**Job:**
Repeat each entry as written and leave the images out of the copy.

**Dataset records:**
▶
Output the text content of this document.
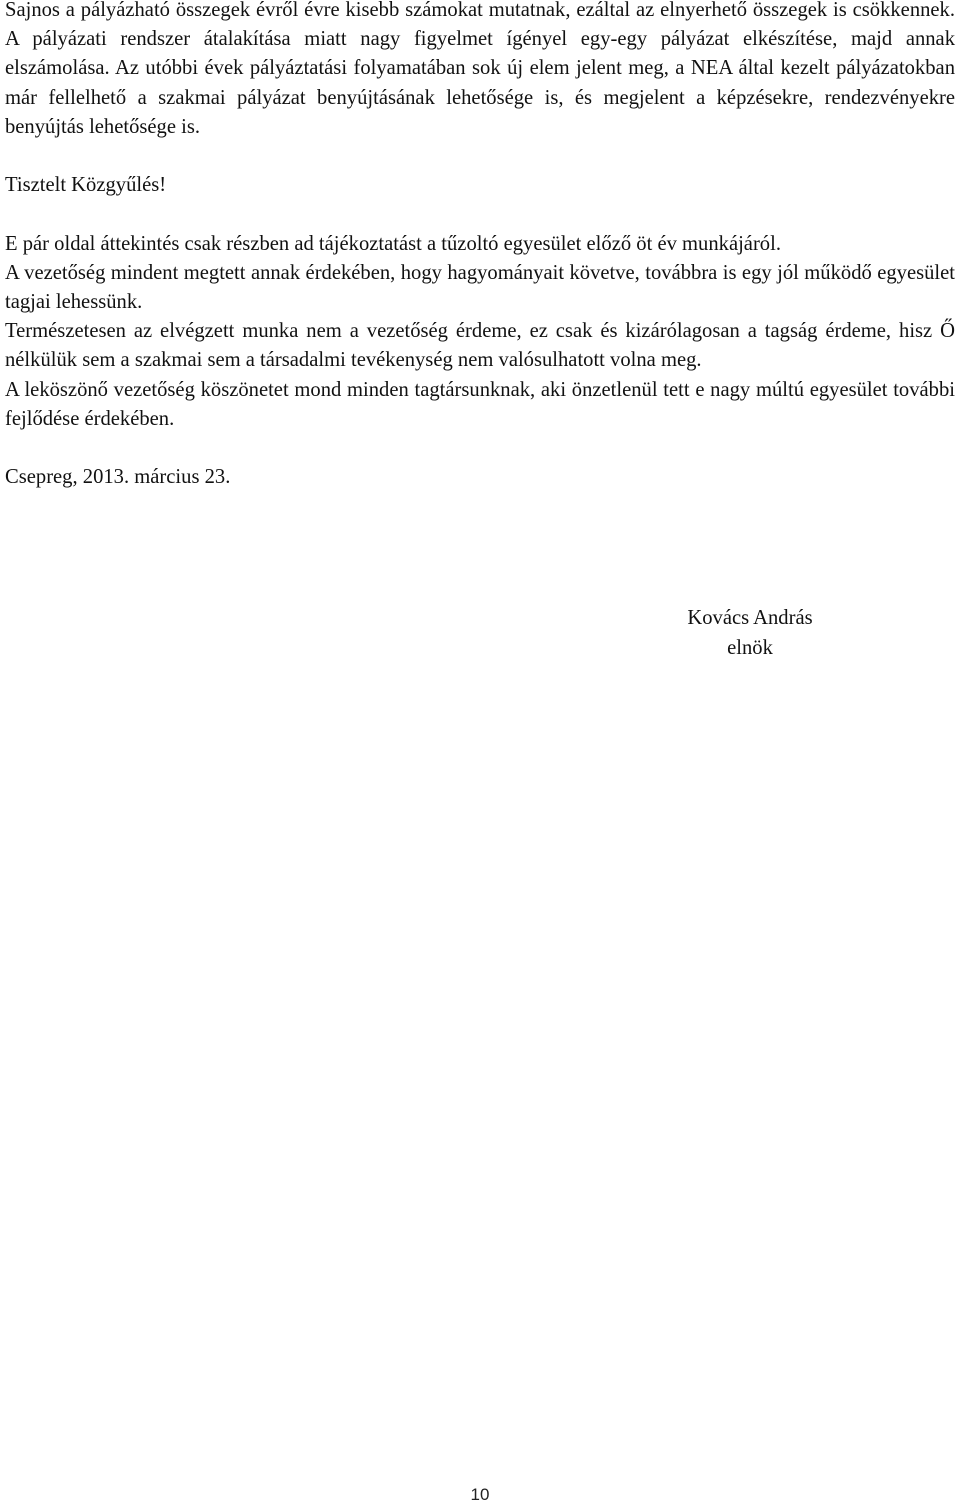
Sajnos a pályázható összegek évről évre kisebb számokat mutatnak, ezáltal az elnyerhető összegek is csökkennek. A pályázati rendszer átalakítása miatt nagy figyelmet ígényel egy-egy pályázat elkészítése, majd annak elszámolása. Az utóbbi évek pályáztatási folyamatában sok új elem jelent meg, a NEA által kezelt pályázatokban már fellelhető a szakmai pályázat benyújtásának lehetősége is, és megjelent a képzésekre, rendezvényekre benyújtás lehetősége is.

Tisztelt Közgyűlés!

E pár oldal áttekintés csak részben ad tájékoztatást a tűzoltó egyesület előző öt év munkájáról.

A vezetőség mindent megtett annak érdekében, hogy hagyományait követve, továbbra is egy jól működő egyesület tagjai lehessünk.

Természetesen az elvégzett munka nem a vezetőség érdeme, ez csak és kizárólagosan a tagság érdeme, hisz Ő nélkülük sem a szakmai sem a társadalmi tevékenység nem valósulhatott volna meg.

A leköszönő vezetőség köszönetet mond minden tagtársunknak, aki önzetlenül tett e nagy múltú egyesület további fejlődése érdekében.

Csepreg, 2013. március 23.

Kovács András
elnök
10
◀
**Output:**
Output the text content of this document.
Sajnos a pályázható összegek évről évre kisebb számokat mutatnak, ezáltal az elnyerhető összegek is csökkennek. A pályázati rendszer átalakítása miatt nagy figyelmet ígényel egy-egy pályázat elkészítése, majd annak elszámolása. Az utóbbi évek pályáztatási folyamatában sok új elem jelent meg, a NEA által kezelt pályázatokban már fellelhető a szakmai pályázat benyújtásának lehetősége is, és megjelent a képzésekre, rendezvényekre benyújtás lehetősége is.

Tisztelt Közgyűlés!

E pár oldal áttekintés csak részben ad tájékoztatást a tűzoltó egyesület előző öt év munkájáról.

A vezetőség mindent megtett annak érdekében, hogy hagyományait követve, továbbra is egy jól működő egyesület tagjai lehessünk.

Természetesen az elvégzett munka nem a vezetőség érdeme, ez csak és kizárólagosan a tagság érdeme, hisz Ő nélkülük sem a szakmai sem a társadalmi tevékenység nem valósulhatott volna meg.

A leköszönő vezetőség köszönetet mond minden tagtársunknak, aki önzetlenül tett e nagy múltú egyesület további fejlődése érdekében.

Csepreg, 2013. március 23.

Kovács András
elnök
10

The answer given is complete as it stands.